Source data =>
***

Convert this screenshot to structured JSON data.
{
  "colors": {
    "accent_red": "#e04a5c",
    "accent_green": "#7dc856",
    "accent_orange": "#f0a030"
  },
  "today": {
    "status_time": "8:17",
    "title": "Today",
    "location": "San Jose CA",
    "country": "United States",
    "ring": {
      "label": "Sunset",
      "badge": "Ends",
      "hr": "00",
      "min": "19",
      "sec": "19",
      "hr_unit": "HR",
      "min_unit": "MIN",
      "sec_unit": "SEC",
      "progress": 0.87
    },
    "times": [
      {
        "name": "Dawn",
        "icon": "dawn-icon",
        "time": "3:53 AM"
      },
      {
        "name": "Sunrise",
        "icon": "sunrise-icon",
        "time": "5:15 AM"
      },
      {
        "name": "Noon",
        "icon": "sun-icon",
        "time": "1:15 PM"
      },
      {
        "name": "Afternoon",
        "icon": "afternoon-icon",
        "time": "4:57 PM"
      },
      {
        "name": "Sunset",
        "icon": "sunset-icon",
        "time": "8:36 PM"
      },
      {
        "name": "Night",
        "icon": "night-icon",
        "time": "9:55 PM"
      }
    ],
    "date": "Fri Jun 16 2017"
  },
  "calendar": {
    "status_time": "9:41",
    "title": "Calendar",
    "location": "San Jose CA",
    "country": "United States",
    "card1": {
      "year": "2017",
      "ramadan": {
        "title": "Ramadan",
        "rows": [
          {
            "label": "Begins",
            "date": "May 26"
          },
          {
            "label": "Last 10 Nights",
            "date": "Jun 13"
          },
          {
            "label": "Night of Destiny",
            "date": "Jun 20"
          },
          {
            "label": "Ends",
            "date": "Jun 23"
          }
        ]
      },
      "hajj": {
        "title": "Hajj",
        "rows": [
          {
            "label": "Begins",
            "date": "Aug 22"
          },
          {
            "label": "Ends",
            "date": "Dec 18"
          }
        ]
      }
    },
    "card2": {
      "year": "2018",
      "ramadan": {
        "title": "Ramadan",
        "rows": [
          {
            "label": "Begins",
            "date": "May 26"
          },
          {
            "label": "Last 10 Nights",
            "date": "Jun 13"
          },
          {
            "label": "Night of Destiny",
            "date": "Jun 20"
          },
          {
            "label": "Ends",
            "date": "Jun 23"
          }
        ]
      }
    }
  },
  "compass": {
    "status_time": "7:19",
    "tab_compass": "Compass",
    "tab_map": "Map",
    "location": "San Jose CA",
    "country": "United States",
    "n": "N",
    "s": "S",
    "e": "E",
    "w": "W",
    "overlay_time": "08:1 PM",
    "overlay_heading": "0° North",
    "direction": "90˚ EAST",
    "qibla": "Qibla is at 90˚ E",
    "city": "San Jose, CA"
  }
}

***

TO BE DONE => Please set down the whole listing above without altering a single line.

FINISHED EXERCISE =>
Convert this screenshot to structured JSON data.
{
  "colors": {
    "accent_red": "#e04a5c",
    "accent_green": "#7dc856",
    "accent_orange": "#f0a030"
  },
  "today": {
    "status_time": "8:17",
    "title": "Today",
    "location": "San Jose CA",
    "country": "United States",
    "ring": {
      "label": "Sunset",
      "badge": "Ends",
      "hr": "00",
      "min": "19",
      "sec": "19",
      "hr_unit": "HR",
      "min_unit": "MIN",
      "sec_unit": "SEC",
      "progress": 0.87
    },
    "times": [
      {
        "name": "Dawn",
        "icon": "dawn-icon",
        "time": "3:53 AM"
      },
      {
        "name": "Sunrise",
        "icon": "sunrise-icon",
        "time": "5:15 AM"
      },
      {
        "name": "Noon",
        "icon": "sun-icon",
        "time": "1:15 PM"
      },
      {
        "name": "Afternoon",
        "icon": "afternoon-icon",
        "time": "4:57 PM"
      },
      {
        "name": "Sunset",
        "icon": "sunset-icon",
        "time": "8:36 PM"
      },
      {
        "name": "Night",
        "icon": "night-icon",
        "time": "9:55 PM"
      }
    ],
    "date": "Fri Jun 16 2017"
  },
  "calendar": {
    "status_time": "9:41",
    "title": "Calendar",
    "location": "San Jose CA",
    "country": "United States",
    "card1": {
      "year": "2017",
      "ramadan": {
        "title": "Ramadan",
        "rows": [
          {
            "label": "Begins",
            "date": "May 26"
          },
          {
            "label": "Last 10 Nights",
            "date": "Jun 13"
          },
          {
            "label": "Night of Destiny",
            "date": "Jun 20"
          },
          {
            "label": "Ends",
            "date": "Jun 23"
          }
        ]
      },
      "hajj": {
        "title": "Hajj",
        "rows": [
          {
            "label": "Begins",
            "date": "Aug 22"
          },
          {
            "label": "Ends",
            "date": "Dec 18"
          }
        ]
      }
    },
    "card2": {
      "year": "2018",
      "ramadan": {
        "title": "Ramadan",
        "rows": [
          {
            "label": "Begins",
            "date": "May 26"
          },
          {
            "label": "Last 10 Nights",
            "date": "Jun 13"
          },
          {
            "label": "Night of Destiny",
            "date": "Jun 20"
          },
          {
            "label": "Ends",
            "date": "Jun 23"
          }
        ]
      }
    }
  },
  "compass": {
    "status_time": "7:19",
    "tab_compass": "Compass",
    "tab_map": "Map",
    "location": "San Jose CA",
    "country": "United States",
    "n": "N",
    "s": "S",
    "e": "E",
    "w": "W",
    "overlay_time": "08:1 PM",
    "overlay_heading": "0° North",
    "direction": "90˚ EAST",
    "qibla": "Qibla is at 90˚ E",
    "city": "San Jose, CA"
  }
}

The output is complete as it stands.